# start of Dataset

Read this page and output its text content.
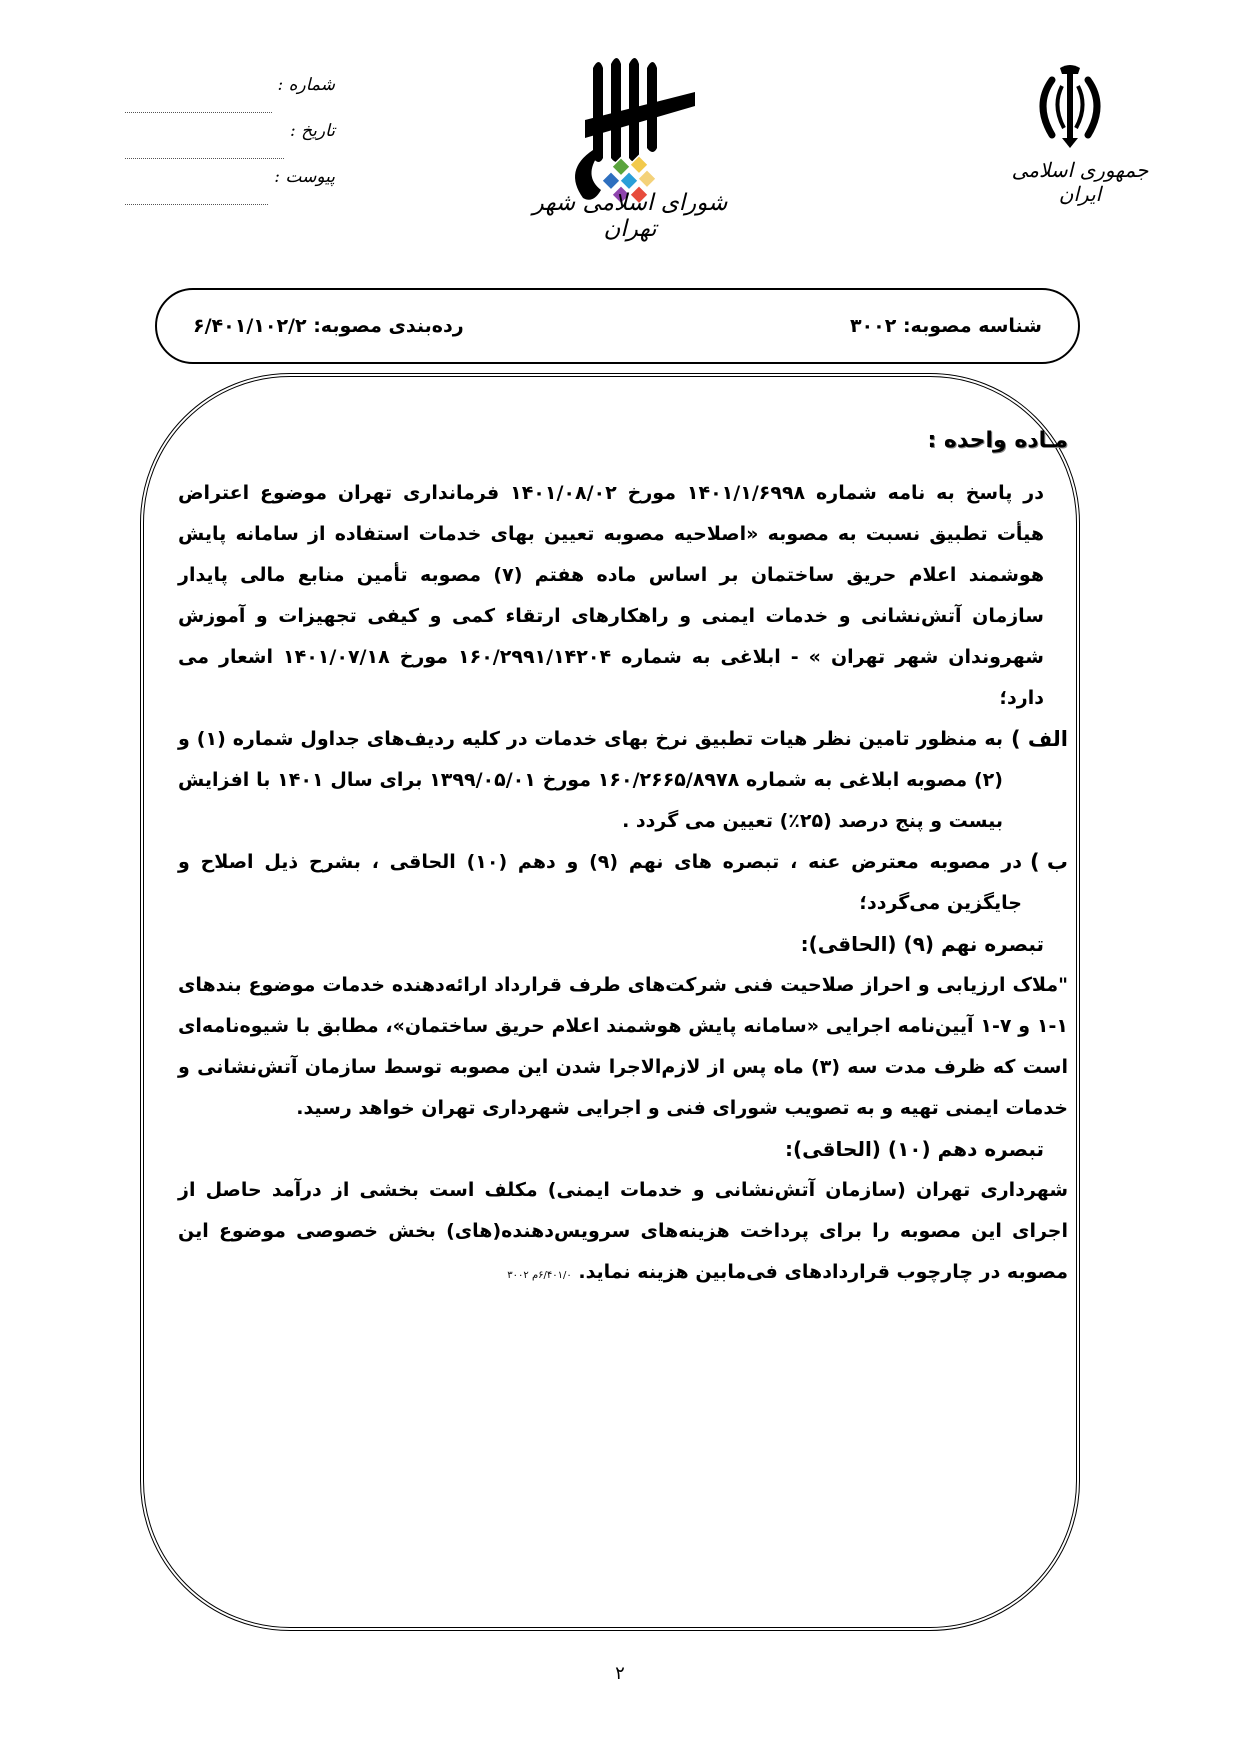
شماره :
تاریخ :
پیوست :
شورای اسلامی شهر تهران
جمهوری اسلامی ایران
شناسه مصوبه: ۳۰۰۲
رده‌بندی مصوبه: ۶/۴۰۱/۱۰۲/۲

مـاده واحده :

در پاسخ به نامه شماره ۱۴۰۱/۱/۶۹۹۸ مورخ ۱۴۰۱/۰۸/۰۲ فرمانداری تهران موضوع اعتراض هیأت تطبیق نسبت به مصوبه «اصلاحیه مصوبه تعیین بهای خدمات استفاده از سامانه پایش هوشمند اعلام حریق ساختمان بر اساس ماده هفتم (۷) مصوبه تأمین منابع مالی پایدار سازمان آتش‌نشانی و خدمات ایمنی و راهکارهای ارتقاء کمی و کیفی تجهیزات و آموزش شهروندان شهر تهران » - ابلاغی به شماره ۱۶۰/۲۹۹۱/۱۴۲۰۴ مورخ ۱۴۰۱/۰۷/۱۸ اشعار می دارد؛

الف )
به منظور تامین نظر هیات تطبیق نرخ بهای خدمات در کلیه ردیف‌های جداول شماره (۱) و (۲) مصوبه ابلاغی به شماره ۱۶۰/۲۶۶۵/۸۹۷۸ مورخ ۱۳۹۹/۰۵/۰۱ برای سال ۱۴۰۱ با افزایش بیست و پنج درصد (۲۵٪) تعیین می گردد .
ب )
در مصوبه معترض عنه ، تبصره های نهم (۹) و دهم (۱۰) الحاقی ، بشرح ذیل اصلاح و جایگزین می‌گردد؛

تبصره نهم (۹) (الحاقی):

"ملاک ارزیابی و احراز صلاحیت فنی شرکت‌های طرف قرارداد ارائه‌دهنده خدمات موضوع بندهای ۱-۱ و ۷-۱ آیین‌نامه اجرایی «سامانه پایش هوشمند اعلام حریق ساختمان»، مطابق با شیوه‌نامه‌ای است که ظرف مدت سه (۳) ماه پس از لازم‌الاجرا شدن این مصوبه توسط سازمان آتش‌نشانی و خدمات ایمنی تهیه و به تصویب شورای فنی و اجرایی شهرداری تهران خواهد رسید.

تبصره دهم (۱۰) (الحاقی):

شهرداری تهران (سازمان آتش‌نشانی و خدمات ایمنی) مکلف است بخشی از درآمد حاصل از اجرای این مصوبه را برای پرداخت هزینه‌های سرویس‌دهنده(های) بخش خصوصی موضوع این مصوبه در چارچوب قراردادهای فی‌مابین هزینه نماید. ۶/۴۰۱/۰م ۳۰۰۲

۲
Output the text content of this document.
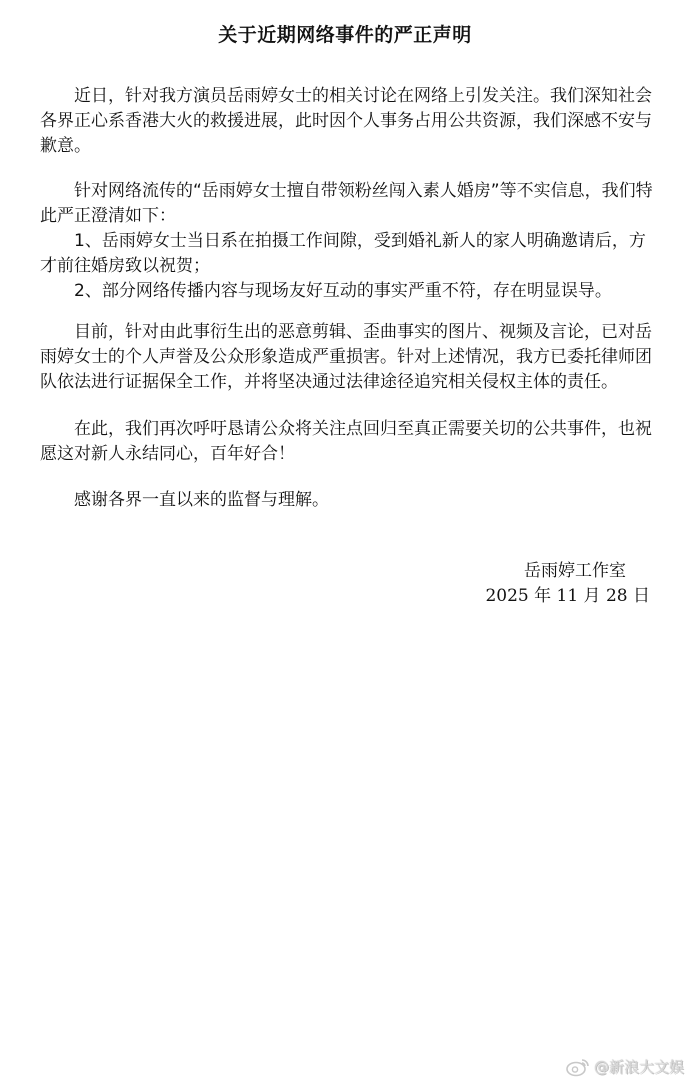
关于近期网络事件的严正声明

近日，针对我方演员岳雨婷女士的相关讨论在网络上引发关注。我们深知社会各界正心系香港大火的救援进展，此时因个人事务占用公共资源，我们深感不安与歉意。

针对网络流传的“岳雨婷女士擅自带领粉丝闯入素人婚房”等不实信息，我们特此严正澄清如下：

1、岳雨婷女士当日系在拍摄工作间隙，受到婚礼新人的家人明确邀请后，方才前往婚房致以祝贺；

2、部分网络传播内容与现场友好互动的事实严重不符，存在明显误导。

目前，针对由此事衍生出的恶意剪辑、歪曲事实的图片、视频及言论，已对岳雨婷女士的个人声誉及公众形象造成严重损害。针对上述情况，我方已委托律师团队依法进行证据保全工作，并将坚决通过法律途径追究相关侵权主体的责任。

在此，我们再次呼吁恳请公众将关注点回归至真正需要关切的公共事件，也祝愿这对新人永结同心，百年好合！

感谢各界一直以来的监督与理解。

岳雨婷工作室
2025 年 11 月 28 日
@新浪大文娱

# end of Dataset

## What the task asks
Output exactly the lines from the one containing "Output the text content of this document." through the last line of the records above, both included, leaving out any pictures.

## Correct response
Output the text content of this document.
关于近期网络事件的严正声明

近日，针对我方演员岳雨婷女士的相关讨论在网络上引发关注。我们深知社会各界正心系香港大火的救援进展，此时因个人事务占用公共资源，我们深感不安与歉意。

针对网络流传的“岳雨婷女士擅自带领粉丝闯入素人婚房”等不实信息，我们特此严正澄清如下：

1、岳雨婷女士当日系在拍摄工作间隙，受到婚礼新人的家人明确邀请后，方才前往婚房致以祝贺；

2、部分网络传播内容与现场友好互动的事实严重不符，存在明显误导。

目前，针对由此事衍生出的恶意剪辑、歪曲事实的图片、视频及言论，已对岳雨婷女士的个人声誉及公众形象造成严重损害。针对上述情况，我方已委托律师团队依法进行证据保全工作，并将坚决通过法律途径追究相关侵权主体的责任。

在此，我们再次呼吁恳请公众将关注点回归至真正需要关切的公共事件，也祝愿这对新人永结同心，百年好合！

感谢各界一直以来的监督与理解。

岳雨婷工作室
2025 年 11 月 28 日
@新浪大文娱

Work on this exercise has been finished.